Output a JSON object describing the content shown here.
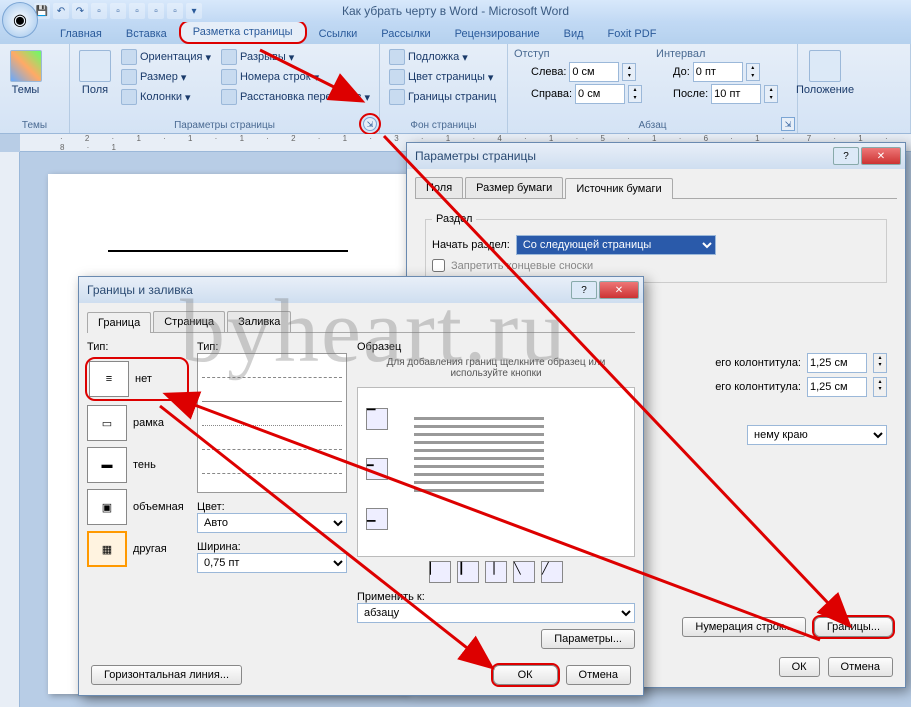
{
  "window": {
    "title": "Как убрать черту в Word - Microsoft Word"
  },
  "tabs": {
    "home": "Главная",
    "insert": "Вставка",
    "layout": "Разметка страницы",
    "refs": "Ссылки",
    "mail": "Рассылки",
    "review": "Рецензирование",
    "view": "Вид",
    "foxit": "Foxit PDF"
  },
  "ribbon": {
    "themes": {
      "label": "Темы",
      "btn": "Темы"
    },
    "page_setup": {
      "label": "Параметры страницы",
      "fields": "Поля",
      "orient": "Ориентация",
      "size": "Размер",
      "columns": "Колонки",
      "breaks": "Разрывы",
      "linenum": "Номера строк",
      "hyphen": "Расстановка переносов"
    },
    "page_bg": {
      "label": "Фон страницы",
      "watermark": "Подложка",
      "color": "Цвет страницы",
      "borders": "Границы страниц"
    },
    "indent": {
      "title": "Отступ",
      "left_lbl": "Слева:",
      "right_lbl": "Справа:",
      "left": "0 см",
      "right": "0 см"
    },
    "spacing": {
      "title": "Интервал",
      "before_lbl": "До:",
      "after_lbl": "После:",
      "before": "0 пт",
      "after": "10 пт"
    },
    "paragraph_label": "Абзац",
    "arrange": "Положение"
  },
  "ruler_marks": "· 2 · 1 · 1 · 1 · 2 · 1 · 3 · 1 · 4 · 1 · 5 · 1 · 6 · 1 · 7 · 1 · 8 · 1",
  "page_setup_dlg": {
    "title": "Параметры страницы",
    "tab_fields": "Поля",
    "tab_paper": "Размер бумаги",
    "tab_source": "Источник бумаги",
    "section": "Раздел",
    "start_section": "Начать раздел:",
    "start_value": "Со следующей страницы",
    "suppress": "Запретить концевые сноски",
    "header_dist": "его колонтитула:",
    "footer_dist": "его колонтитула:",
    "dist1": "1,25 см",
    "dist2": "1,25 см",
    "align": "нему краю",
    "linenum_btn": "Нумерация строк...",
    "borders_btn": "Границы...",
    "ok": "ОК",
    "cancel": "Отмена"
  },
  "borders_dlg": {
    "title": "Границы и заливка",
    "tab_border": "Граница",
    "tab_page": "Страница",
    "tab_shading": "Заливка",
    "type_label": "Тип:",
    "types": {
      "none": "нет",
      "box": "рамка",
      "shadow": "тень",
      "threed": "объемная",
      "custom": "другая"
    },
    "style_label": "Тип:",
    "color_label": "Цвет:",
    "color_value": "Авто",
    "width_label": "Ширина:",
    "width_value": "0,75 пт",
    "preview_label": "Образец",
    "preview_hint": "Для добавления границ щелкните образец или используйте кнопки",
    "apply_label": "Применить к:",
    "apply_value": "абзацу",
    "params": "Параметры...",
    "hline": "Горизонтальная линия...",
    "ok": "ОК",
    "cancel": "Отмена"
  },
  "watermark": "byheart.ru"
}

_____

— Set exercise —
Output, exactly, all the records above; include no pictures.

— Task response —
Output a JSON object describing the content shown here.
{
  "window": {
    "title": "Как убрать черту в Word - Microsoft Word"
  },
  "tabs": {
    "home": "Главная",
    "insert": "Вставка",
    "layout": "Разметка страницы",
    "refs": "Ссылки",
    "mail": "Рассылки",
    "review": "Рецензирование",
    "view": "Вид",
    "foxit": "Foxit PDF"
  },
  "ribbon": {
    "themes": {
      "label": "Темы",
      "btn": "Темы"
    },
    "page_setup": {
      "label": "Параметры страницы",
      "fields": "Поля",
      "orient": "Ориентация",
      "size": "Размер",
      "columns": "Колонки",
      "breaks": "Разрывы",
      "linenum": "Номера строк",
      "hyphen": "Расстановка переносов"
    },
    "page_bg": {
      "label": "Фон страницы",
      "watermark": "Подложка",
      "color": "Цвет страницы",
      "borders": "Границы страниц"
    },
    "indent": {
      "title": "Отступ",
      "left_lbl": "Слева:",
      "right_lbl": "Справа:",
      "left": "0 см",
      "right": "0 см"
    },
    "spacing": {
      "title": "Интервал",
      "before_lbl": "До:",
      "after_lbl": "После:",
      "before": "0 пт",
      "after": "10 пт"
    },
    "paragraph_label": "Абзац",
    "arrange": "Положение"
  },
  "ruler_marks": "· 2 · 1 · 1 · 1 · 2 · 1 · 3 · 1 · 4 · 1 · 5 · 1 · 6 · 1 · 7 · 1 · 8 · 1",
  "page_setup_dlg": {
    "title": "Параметры страницы",
    "tab_fields": "Поля",
    "tab_paper": "Размер бумаги",
    "tab_source": "Источник бумаги",
    "section": "Раздел",
    "start_section": "Начать раздел:",
    "start_value": "Со следующей страницы",
    "suppress": "Запретить концевые сноски",
    "header_dist": "его колонтитула:",
    "footer_dist": "его колонтитула:",
    "dist1": "1,25 см",
    "dist2": "1,25 см",
    "align": "нему краю",
    "linenum_btn": "Нумерация строк...",
    "borders_btn": "Границы...",
    "ok": "ОК",
    "cancel": "Отмена"
  },
  "borders_dlg": {
    "title": "Границы и заливка",
    "tab_border": "Граница",
    "tab_page": "Страница",
    "tab_shading": "Заливка",
    "type_label": "Тип:",
    "types": {
      "none": "нет",
      "box": "рамка",
      "shadow": "тень",
      "threed": "объемная",
      "custom": "другая"
    },
    "style_label": "Тип:",
    "color_label": "Цвет:",
    "color_value": "Авто",
    "width_label": "Ширина:",
    "width_value": "0,75 пт",
    "preview_label": "Образец",
    "preview_hint": "Для добавления границ щелкните образец или используйте кнопки",
    "apply_label": "Применить к:",
    "apply_value": "абзацу",
    "params": "Параметры...",
    "hline": "Горизонтальная линия...",
    "ok": "ОК",
    "cancel": "Отмена"
  },
  "watermark": "byheart.ru"
}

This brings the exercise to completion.